[What is required]
Identify each line containing the word "JSON" and copy it.

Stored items
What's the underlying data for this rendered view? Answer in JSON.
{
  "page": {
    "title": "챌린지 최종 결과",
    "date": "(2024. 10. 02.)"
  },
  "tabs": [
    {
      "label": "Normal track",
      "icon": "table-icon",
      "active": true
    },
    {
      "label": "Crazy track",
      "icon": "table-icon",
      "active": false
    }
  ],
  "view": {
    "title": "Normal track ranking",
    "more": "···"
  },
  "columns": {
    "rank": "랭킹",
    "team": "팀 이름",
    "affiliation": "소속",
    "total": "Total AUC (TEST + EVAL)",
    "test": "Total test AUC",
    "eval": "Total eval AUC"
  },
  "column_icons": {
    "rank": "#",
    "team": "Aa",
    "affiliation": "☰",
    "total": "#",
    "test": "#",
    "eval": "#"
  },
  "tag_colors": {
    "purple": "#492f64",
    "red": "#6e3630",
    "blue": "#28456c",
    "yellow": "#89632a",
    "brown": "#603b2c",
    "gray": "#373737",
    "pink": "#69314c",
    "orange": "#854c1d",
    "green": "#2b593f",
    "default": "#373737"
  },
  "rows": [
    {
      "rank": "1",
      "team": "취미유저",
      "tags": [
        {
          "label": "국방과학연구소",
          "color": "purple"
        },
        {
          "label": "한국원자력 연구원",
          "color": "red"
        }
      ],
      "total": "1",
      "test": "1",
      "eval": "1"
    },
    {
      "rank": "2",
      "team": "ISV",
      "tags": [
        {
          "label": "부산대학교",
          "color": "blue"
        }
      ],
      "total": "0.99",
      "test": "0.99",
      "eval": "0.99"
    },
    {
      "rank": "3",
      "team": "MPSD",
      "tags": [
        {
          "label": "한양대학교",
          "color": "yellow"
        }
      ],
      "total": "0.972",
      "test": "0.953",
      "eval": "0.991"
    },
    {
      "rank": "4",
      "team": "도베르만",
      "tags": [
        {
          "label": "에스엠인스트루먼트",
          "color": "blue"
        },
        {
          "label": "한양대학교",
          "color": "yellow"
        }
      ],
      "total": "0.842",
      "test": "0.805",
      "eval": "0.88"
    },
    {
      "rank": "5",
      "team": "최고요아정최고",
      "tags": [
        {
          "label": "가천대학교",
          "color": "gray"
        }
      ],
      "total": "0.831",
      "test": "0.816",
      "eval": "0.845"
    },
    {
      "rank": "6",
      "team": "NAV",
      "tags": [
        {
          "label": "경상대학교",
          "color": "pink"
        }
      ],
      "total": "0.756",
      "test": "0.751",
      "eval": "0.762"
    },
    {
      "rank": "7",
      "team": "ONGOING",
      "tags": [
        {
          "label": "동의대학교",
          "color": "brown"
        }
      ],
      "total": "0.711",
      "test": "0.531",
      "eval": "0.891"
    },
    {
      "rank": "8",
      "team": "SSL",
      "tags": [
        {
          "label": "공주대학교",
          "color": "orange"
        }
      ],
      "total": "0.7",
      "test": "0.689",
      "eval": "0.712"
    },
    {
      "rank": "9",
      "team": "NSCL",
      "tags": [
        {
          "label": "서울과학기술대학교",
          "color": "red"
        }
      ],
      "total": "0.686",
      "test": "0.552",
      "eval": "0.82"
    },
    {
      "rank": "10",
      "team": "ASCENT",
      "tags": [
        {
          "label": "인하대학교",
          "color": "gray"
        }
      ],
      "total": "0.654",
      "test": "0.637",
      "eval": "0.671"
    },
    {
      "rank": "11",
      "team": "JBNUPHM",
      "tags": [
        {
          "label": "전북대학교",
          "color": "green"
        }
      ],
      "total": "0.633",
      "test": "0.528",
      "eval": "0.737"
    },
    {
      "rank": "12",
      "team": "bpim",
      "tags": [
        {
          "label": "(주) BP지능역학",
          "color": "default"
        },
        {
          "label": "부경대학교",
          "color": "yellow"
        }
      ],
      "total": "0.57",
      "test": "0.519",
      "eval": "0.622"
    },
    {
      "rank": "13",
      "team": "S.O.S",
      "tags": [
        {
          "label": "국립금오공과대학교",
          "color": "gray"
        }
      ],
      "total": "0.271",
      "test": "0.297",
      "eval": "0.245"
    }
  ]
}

--

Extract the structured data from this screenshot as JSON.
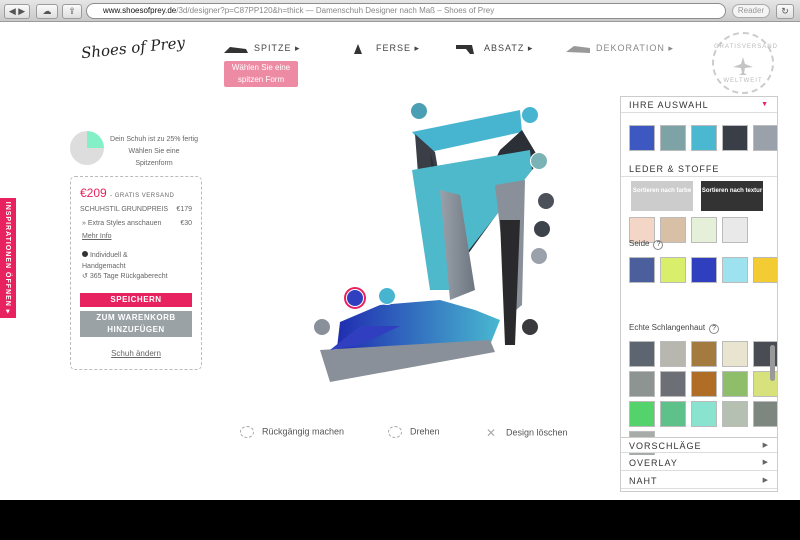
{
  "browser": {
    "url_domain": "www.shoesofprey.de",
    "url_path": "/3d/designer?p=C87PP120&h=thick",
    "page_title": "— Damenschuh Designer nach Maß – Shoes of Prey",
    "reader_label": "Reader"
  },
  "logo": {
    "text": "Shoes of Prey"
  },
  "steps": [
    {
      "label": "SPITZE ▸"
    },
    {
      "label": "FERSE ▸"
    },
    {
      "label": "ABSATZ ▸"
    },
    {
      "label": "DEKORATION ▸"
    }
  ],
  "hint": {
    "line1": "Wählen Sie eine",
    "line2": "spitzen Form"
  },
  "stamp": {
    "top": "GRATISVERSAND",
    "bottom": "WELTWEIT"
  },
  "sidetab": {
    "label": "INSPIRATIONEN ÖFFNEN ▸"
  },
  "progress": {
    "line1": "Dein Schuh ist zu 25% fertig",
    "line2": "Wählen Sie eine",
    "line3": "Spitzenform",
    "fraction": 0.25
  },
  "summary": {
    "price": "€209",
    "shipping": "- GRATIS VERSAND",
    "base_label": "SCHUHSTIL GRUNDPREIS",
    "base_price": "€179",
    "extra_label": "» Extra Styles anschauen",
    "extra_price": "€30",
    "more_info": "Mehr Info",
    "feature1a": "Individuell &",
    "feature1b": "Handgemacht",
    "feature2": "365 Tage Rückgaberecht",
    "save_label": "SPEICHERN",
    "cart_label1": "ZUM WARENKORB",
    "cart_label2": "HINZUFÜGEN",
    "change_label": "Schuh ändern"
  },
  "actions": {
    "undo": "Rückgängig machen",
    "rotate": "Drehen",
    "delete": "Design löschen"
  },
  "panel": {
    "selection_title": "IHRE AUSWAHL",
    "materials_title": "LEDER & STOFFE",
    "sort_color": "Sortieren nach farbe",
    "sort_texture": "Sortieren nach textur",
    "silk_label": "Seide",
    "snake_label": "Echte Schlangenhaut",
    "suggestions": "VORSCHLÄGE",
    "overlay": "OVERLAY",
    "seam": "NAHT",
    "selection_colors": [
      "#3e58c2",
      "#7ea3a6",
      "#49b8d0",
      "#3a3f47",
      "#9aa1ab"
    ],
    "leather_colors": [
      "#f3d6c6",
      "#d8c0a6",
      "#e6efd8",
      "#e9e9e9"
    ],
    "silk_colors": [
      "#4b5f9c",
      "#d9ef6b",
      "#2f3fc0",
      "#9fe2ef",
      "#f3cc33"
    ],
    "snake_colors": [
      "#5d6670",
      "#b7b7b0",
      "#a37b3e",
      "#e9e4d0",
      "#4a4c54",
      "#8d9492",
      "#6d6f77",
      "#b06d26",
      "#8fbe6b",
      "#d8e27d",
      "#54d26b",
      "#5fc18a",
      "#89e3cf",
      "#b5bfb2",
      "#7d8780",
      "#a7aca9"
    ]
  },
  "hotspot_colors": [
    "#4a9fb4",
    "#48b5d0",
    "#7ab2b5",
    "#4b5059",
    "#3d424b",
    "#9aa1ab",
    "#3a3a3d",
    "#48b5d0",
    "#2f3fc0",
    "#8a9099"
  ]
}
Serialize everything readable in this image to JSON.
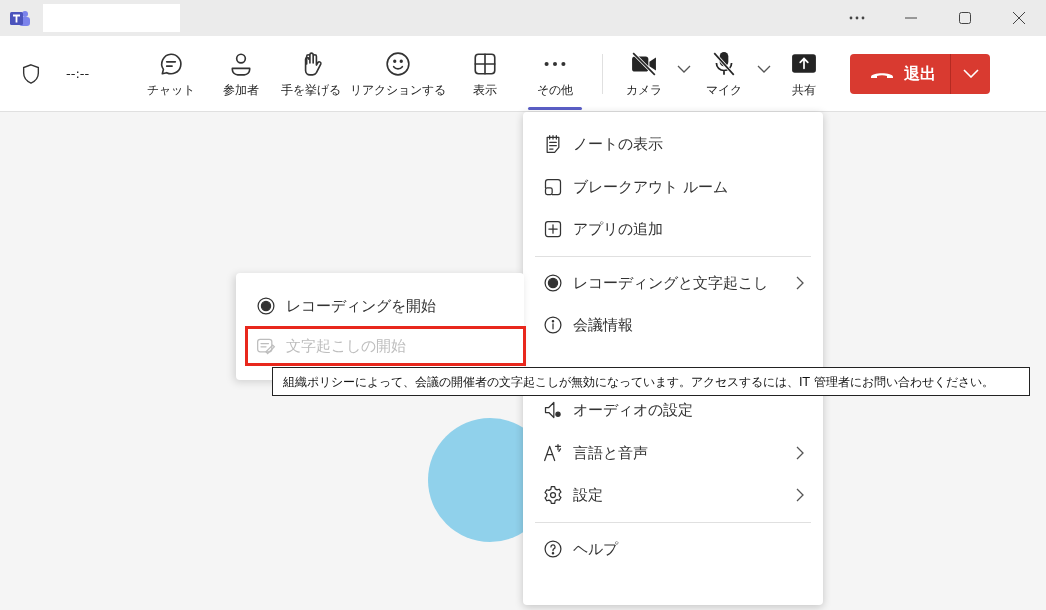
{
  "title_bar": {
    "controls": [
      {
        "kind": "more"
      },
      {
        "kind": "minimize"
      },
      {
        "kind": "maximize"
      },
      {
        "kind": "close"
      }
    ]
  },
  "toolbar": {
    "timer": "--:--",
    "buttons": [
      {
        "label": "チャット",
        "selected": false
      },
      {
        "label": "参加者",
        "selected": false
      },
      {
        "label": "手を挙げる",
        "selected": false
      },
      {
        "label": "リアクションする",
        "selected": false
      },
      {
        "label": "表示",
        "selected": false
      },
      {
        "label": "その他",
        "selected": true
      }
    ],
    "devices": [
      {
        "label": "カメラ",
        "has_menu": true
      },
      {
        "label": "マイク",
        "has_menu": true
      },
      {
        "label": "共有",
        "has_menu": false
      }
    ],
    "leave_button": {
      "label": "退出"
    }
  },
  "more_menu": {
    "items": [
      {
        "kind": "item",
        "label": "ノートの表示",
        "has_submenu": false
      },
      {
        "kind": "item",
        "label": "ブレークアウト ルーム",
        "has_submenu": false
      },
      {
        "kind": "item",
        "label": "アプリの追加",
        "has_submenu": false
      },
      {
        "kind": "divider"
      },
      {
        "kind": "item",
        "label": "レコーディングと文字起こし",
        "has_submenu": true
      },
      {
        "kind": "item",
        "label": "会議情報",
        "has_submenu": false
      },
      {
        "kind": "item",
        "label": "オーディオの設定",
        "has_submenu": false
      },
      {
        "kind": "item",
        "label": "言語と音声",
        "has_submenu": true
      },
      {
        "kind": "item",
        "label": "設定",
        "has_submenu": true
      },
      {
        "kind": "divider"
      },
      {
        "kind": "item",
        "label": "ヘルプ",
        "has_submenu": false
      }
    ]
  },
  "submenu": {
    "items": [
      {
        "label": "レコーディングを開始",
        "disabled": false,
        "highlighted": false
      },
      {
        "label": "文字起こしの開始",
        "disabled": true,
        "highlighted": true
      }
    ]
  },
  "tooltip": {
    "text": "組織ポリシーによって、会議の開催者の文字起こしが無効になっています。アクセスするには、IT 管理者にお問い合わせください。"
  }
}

[Result of this task]
What's the underlying data for this rendered view? Answer in JSON.
Extract the structured data from this screenshot as JSON.
Serialize everything readable in this image to JSON.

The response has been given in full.